ROWS ->

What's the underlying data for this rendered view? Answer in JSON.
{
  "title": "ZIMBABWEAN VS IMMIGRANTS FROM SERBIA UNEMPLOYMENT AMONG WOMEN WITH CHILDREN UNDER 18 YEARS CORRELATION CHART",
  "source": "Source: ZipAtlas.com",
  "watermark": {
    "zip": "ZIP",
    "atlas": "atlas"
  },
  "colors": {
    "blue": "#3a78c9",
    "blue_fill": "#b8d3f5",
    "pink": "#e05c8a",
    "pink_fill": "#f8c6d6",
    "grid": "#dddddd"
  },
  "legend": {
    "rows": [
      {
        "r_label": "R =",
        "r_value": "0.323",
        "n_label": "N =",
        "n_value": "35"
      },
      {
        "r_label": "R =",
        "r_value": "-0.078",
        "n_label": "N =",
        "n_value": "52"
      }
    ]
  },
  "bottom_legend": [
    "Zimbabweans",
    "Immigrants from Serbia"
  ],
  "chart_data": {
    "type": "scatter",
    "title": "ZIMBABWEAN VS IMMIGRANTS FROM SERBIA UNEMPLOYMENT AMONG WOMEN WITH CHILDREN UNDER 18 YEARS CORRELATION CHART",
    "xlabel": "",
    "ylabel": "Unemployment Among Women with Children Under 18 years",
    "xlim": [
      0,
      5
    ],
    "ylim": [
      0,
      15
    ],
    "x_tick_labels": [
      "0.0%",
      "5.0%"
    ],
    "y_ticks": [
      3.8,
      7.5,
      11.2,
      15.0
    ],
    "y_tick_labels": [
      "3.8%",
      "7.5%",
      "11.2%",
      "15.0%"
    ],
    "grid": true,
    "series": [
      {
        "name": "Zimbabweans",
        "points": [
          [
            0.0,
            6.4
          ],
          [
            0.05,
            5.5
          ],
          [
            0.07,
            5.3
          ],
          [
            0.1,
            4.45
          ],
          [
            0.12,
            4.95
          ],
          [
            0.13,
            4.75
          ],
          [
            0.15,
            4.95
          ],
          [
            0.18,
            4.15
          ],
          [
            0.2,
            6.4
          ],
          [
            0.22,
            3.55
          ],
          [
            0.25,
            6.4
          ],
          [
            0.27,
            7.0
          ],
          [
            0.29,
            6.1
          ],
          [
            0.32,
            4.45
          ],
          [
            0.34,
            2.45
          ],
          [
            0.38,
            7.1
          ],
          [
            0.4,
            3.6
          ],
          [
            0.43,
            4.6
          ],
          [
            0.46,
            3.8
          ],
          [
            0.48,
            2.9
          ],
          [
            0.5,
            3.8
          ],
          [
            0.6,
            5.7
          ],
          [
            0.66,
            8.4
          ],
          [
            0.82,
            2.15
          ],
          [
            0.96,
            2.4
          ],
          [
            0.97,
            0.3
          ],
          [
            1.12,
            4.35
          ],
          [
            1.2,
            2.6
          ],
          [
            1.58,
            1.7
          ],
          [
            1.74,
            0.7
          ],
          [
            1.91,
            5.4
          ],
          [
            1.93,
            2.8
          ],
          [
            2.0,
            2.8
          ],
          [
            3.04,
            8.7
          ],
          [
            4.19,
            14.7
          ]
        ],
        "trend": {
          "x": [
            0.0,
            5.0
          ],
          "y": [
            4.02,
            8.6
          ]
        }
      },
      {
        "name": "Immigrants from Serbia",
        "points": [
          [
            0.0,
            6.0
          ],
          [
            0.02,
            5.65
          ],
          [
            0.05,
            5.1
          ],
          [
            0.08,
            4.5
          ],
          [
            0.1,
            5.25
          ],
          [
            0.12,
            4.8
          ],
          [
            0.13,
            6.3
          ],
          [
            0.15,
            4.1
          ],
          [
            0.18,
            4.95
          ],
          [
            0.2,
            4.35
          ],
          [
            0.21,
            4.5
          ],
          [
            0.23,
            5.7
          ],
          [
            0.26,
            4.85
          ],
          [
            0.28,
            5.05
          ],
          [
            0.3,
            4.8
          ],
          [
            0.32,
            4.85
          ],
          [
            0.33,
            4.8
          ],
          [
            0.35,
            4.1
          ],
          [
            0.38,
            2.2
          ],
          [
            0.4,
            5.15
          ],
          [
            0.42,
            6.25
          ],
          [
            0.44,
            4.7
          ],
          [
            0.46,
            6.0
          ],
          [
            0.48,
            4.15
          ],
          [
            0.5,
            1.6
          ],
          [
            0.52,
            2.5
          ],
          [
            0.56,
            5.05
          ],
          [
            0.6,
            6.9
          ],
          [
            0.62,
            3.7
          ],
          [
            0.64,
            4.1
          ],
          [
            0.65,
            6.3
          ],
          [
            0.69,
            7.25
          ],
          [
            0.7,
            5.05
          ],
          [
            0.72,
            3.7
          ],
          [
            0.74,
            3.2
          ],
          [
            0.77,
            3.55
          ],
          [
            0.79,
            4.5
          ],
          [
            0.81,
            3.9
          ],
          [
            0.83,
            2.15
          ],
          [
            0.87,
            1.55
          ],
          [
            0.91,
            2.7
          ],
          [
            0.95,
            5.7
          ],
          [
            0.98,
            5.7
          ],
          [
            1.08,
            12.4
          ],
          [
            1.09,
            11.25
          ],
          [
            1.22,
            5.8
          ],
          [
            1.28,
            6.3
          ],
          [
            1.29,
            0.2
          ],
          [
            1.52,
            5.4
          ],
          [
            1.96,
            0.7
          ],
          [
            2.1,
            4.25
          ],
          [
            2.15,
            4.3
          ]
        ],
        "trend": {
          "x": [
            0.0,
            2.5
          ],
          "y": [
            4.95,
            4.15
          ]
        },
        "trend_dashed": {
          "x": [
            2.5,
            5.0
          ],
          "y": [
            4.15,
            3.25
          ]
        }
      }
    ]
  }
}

EXERCISE TASK ->
Only lines with "title" are wanted here; list each of them.

WRITTEN RESPONSE ->
  "title": "ZIMBABWEAN VS IMMIGRANTS FROM SERBIA UNEMPLOYMENT AMONG WOMEN WITH CHILDREN UNDER 18 YEARS CORRELATION CHART",
    "title": "ZIMBABWEAN VS IMMIGRANTS FROM SERBIA UNEMPLOYMENT AMONG WOMEN WITH CHILDREN UNDER 18 YEARS CORRELATION CHART",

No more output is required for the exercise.